=== WHAT IS ASKED ===
Rewrite the items below, swapping "Survival rate" for "Survival probability" wherever it occurs and keeping every other character as is.

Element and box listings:

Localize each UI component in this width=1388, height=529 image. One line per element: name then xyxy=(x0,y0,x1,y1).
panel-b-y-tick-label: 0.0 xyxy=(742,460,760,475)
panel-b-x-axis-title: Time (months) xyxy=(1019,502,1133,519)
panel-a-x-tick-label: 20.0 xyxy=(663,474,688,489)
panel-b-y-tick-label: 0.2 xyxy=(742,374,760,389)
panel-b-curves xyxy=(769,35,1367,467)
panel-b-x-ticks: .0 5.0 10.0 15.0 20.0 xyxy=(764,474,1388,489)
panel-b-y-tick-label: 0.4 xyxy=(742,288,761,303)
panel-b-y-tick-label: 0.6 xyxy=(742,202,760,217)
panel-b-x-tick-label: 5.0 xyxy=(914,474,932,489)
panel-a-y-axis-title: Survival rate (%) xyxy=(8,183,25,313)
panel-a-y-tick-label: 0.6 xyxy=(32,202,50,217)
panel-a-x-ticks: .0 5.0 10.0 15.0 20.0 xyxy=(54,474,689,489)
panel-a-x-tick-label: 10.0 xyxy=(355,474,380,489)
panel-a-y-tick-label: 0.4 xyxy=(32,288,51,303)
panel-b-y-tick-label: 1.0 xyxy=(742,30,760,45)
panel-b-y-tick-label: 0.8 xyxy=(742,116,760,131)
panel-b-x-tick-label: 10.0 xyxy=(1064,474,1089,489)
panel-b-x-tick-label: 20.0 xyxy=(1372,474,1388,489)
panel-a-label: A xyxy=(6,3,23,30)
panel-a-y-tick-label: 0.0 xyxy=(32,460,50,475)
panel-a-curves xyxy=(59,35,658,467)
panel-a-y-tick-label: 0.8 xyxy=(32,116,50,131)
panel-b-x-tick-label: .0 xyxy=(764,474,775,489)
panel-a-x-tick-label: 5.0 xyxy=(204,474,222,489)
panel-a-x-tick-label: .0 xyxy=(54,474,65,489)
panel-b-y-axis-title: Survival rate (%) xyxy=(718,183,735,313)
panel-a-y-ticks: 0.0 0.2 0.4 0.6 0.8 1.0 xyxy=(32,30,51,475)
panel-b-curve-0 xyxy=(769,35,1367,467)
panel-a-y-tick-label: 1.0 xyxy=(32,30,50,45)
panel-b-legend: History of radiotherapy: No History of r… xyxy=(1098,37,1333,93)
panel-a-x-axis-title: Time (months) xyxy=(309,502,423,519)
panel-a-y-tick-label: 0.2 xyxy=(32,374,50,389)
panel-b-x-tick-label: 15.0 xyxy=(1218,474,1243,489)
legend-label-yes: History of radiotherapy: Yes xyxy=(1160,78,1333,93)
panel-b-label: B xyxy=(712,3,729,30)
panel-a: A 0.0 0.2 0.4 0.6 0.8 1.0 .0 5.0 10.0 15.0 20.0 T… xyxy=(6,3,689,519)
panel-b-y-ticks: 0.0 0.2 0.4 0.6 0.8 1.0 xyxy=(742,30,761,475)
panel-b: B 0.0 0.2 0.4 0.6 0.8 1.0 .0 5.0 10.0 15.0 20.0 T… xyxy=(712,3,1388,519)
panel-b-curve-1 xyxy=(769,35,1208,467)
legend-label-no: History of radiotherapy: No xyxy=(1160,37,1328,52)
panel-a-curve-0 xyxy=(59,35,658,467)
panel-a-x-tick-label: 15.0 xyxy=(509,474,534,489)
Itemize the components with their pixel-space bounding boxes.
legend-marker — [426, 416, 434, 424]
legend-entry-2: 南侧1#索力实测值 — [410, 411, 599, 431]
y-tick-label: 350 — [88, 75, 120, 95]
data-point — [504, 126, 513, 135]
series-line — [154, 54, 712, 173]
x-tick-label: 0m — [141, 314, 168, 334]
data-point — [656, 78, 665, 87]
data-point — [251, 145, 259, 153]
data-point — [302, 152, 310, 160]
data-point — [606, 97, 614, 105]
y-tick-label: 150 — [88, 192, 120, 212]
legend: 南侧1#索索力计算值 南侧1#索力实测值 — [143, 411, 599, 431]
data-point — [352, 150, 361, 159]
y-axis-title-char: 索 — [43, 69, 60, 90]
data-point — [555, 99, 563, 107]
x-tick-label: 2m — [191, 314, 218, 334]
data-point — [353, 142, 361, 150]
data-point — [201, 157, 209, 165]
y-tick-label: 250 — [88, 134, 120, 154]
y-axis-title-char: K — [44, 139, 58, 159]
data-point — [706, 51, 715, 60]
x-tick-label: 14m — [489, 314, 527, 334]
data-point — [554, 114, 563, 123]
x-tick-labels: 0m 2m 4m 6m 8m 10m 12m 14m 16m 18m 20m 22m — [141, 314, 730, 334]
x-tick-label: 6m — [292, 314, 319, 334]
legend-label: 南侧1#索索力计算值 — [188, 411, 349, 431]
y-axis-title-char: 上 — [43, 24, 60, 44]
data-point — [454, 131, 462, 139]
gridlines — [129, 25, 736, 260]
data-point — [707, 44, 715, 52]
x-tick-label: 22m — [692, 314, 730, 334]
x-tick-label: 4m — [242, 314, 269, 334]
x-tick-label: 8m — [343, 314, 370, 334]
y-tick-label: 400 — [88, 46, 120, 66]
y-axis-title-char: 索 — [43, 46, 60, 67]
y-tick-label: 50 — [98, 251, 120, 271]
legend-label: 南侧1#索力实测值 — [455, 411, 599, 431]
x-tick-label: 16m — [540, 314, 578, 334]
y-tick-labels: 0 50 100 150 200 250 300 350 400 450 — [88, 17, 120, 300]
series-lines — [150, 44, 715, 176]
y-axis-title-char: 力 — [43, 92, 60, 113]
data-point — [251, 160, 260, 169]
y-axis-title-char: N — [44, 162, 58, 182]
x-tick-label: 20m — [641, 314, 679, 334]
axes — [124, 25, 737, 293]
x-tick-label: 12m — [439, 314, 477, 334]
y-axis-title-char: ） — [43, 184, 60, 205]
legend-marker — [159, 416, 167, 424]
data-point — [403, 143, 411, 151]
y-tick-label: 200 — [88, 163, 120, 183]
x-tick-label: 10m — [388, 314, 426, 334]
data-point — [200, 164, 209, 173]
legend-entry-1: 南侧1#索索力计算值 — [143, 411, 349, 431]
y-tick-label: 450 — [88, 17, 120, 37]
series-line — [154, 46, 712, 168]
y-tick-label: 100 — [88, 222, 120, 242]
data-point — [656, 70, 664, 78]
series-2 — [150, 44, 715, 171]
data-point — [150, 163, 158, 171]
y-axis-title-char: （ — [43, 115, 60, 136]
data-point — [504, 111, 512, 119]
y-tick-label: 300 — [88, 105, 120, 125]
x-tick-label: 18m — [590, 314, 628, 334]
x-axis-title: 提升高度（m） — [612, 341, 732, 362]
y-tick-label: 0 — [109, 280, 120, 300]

=== ANSWER BELOW ===
Localize each UI component in this width=1388, height=529 image. One line per element: name then xyxy=(x0,y0,x1,y1).
panel-b-y-tick-label: 0.0 xyxy=(742,460,760,475)
panel-b-x-axis-title: Time (months) xyxy=(1019,502,1133,519)
panel-a-x-tick-label: 20.0 xyxy=(663,474,688,489)
panel-b-y-tick-label: 0.2 xyxy=(742,374,760,389)
panel-b-curves xyxy=(769,35,1367,467)
panel-b-x-ticks: .0 5.0 10.0 15.0 20.0 xyxy=(764,474,1388,489)
panel-b-y-tick-label: 0.4 xyxy=(742,288,761,303)
panel-b-y-tick-label: 0.6 xyxy=(742,202,760,217)
panel-b-x-tick-label: 5.0 xyxy=(914,474,932,489)
panel-a-y-axis-title: Survival probability (%) xyxy=(8,183,25,313)
panel-a-y-tick-label: 0.6 xyxy=(32,202,50,217)
panel-a-x-ticks: .0 5.0 10.0 15.0 20.0 xyxy=(54,474,689,489)
panel-a-x-tick-label: 10.0 xyxy=(355,474,380,489)
panel-a-y-tick-label: 0.4 xyxy=(32,288,51,303)
panel-b-y-tick-label: 1.0 xyxy=(742,30,760,45)
panel-b-y-tick-label: 0.8 xyxy=(742,116,760,131)
panel-b-x-tick-label: 10.0 xyxy=(1064,474,1089,489)
panel-b-x-tick-label: 20.0 xyxy=(1372,474,1388,489)
panel-a-label: A xyxy=(6,3,23,30)
panel-a-y-tick-label: 0.0 xyxy=(32,460,50,475)
panel-a-curves xyxy=(59,35,658,467)
panel-a-y-tick-label: 0.8 xyxy=(32,116,50,131)
panel-b-x-tick-label: .0 xyxy=(764,474,775,489)
panel-a-x-tick-label: 5.0 xyxy=(204,474,222,489)
panel-a-x-tick-label: .0 xyxy=(54,474,65,489)
panel-b-y-axis-title: Survival probability (%) xyxy=(718,183,735,313)
panel-a-y-ticks: 0.0 0.2 0.4 0.6 0.8 1.0 xyxy=(32,30,51,475)
panel-b-curve-0 xyxy=(769,35,1367,467)
panel-a-y-tick-label: 1.0 xyxy=(32,30,50,45)
panel-b-legend: History of radiotherapy: No History of r… xyxy=(1098,37,1333,93)
panel-a-x-axis-title: Time (months) xyxy=(309,502,423,519)
panel-a-y-tick-label: 0.2 xyxy=(32,374,50,389)
panel-b-x-tick-label: 15.0 xyxy=(1218,474,1243,489)
legend-label-yes: History of radiotherapy: Yes xyxy=(1160,78,1333,93)
panel-b-label: B xyxy=(712,3,729,30)
panel-a: A 0.0 0.2 0.4 0.6 0.8 1.0 .0 5.0 10.0 15.0 20.0 T… xyxy=(6,3,689,519)
panel-b-y-ticks: 0.0 0.2 0.4 0.6 0.8 1.0 xyxy=(742,30,761,475)
panel-b: B 0.0 0.2 0.4 0.6 0.8 1.0 .0 5.0 10.0 15.0 20.0 T… xyxy=(712,3,1388,519)
panel-b-curve-1 xyxy=(769,35,1208,467)
legend-label-no: History of radiotherapy: No xyxy=(1160,37,1328,52)
panel-a-curve-0 xyxy=(59,35,658,467)
panel-a-x-tick-label: 15.0 xyxy=(509,474,534,489)
Itemize the components with their pixel-space bounding boxes.
legend-marker — [426, 416, 434, 424]
legend-entry-2: 南侧1#索力实测值 — [410, 411, 599, 431]
y-tick-label: 350 — [88, 75, 120, 95]
data-point — [504, 126, 513, 135]
series-line — [154, 54, 712, 173]
x-tick-label: 0m — [141, 314, 168, 334]
data-point — [656, 78, 665, 87]
data-point — [251, 145, 259, 153]
data-point — [302, 152, 310, 160]
data-point — [606, 97, 614, 105]
y-tick-label: 150 — [88, 192, 120, 212]
legend: 南侧1#索索力计算值 南侧1#索力实测值 — [143, 411, 599, 431]
data-point — [352, 150, 361, 159]
y-axis-title-char: 索 — [43, 69, 60, 90]
data-point — [555, 99, 563, 107]
x-tick-label: 2m — [191, 314, 218, 334]
data-point — [353, 142, 361, 150]
data-point — [201, 157, 209, 165]
y-tick-label: 250 — [88, 134, 120, 154]
y-axis-title-char: K — [44, 139, 58, 159]
data-point — [706, 51, 715, 60]
x-tick-label: 14m — [489, 314, 527, 334]
data-point — [554, 114, 563, 123]
x-tick-labels: 0m 2m 4m 6m 8m 10m 12m 14m 16m 18m 20m 22m — [141, 314, 730, 334]
x-tick-label: 6m — [292, 314, 319, 334]
legend-label: 南侧1#索索力计算值 — [188, 411, 349, 431]
y-axis-title-char: 上 — [43, 24, 60, 44]
data-point — [454, 131, 462, 139]
gridlines — [129, 25, 736, 260]
data-point — [707, 44, 715, 52]
x-tick-label: 22m — [692, 314, 730, 334]
x-tick-label: 4m — [242, 314, 269, 334]
x-tick-label: 8m — [343, 314, 370, 334]
y-tick-label: 400 — [88, 46, 120, 66]
y-axis-title-char: 索 — [43, 46, 60, 67]
y-tick-label: 50 — [98, 251, 120, 271]
legend-label: 南侧1#索力实测值 — [455, 411, 599, 431]
x-tick-label: 16m — [540, 314, 578, 334]
y-tick-labels: 0 50 100 150 200 250 300 350 400 450 — [88, 17, 120, 300]
series-lines — [150, 44, 715, 176]
y-axis-title-char: 力 — [43, 92, 60, 113]
data-point — [251, 160, 260, 169]
y-axis-title-char: N — [44, 162, 58, 182]
x-tick-label: 20m — [641, 314, 679, 334]
axes — [124, 25, 737, 293]
x-tick-label: 12m — [439, 314, 477, 334]
y-axis-title-char: ） — [43, 184, 60, 205]
legend-marker — [159, 416, 167, 424]
data-point — [403, 143, 411, 151]
y-tick-label: 200 — [88, 163, 120, 183]
x-tick-label: 10m — [388, 314, 426, 334]
data-point — [200, 164, 209, 173]
legend-entry-1: 南侧1#索索力计算值 — [143, 411, 349, 431]
y-tick-label: 450 — [88, 17, 120, 37]
series-line — [154, 46, 712, 168]
y-tick-label: 100 — [88, 222, 120, 242]
data-point — [656, 70, 664, 78]
series-2 — [150, 44, 715, 171]
data-point — [150, 163, 158, 171]
y-axis-title-char: （ — [43, 115, 60, 136]
data-point — [504, 111, 512, 119]
y-tick-label: 300 — [88, 105, 120, 125]
x-tick-label: 18m — [590, 314, 628, 334]
x-axis-title: 提升高度（m） — [612, 341, 732, 362]
y-tick-label: 0 — [109, 280, 120, 300]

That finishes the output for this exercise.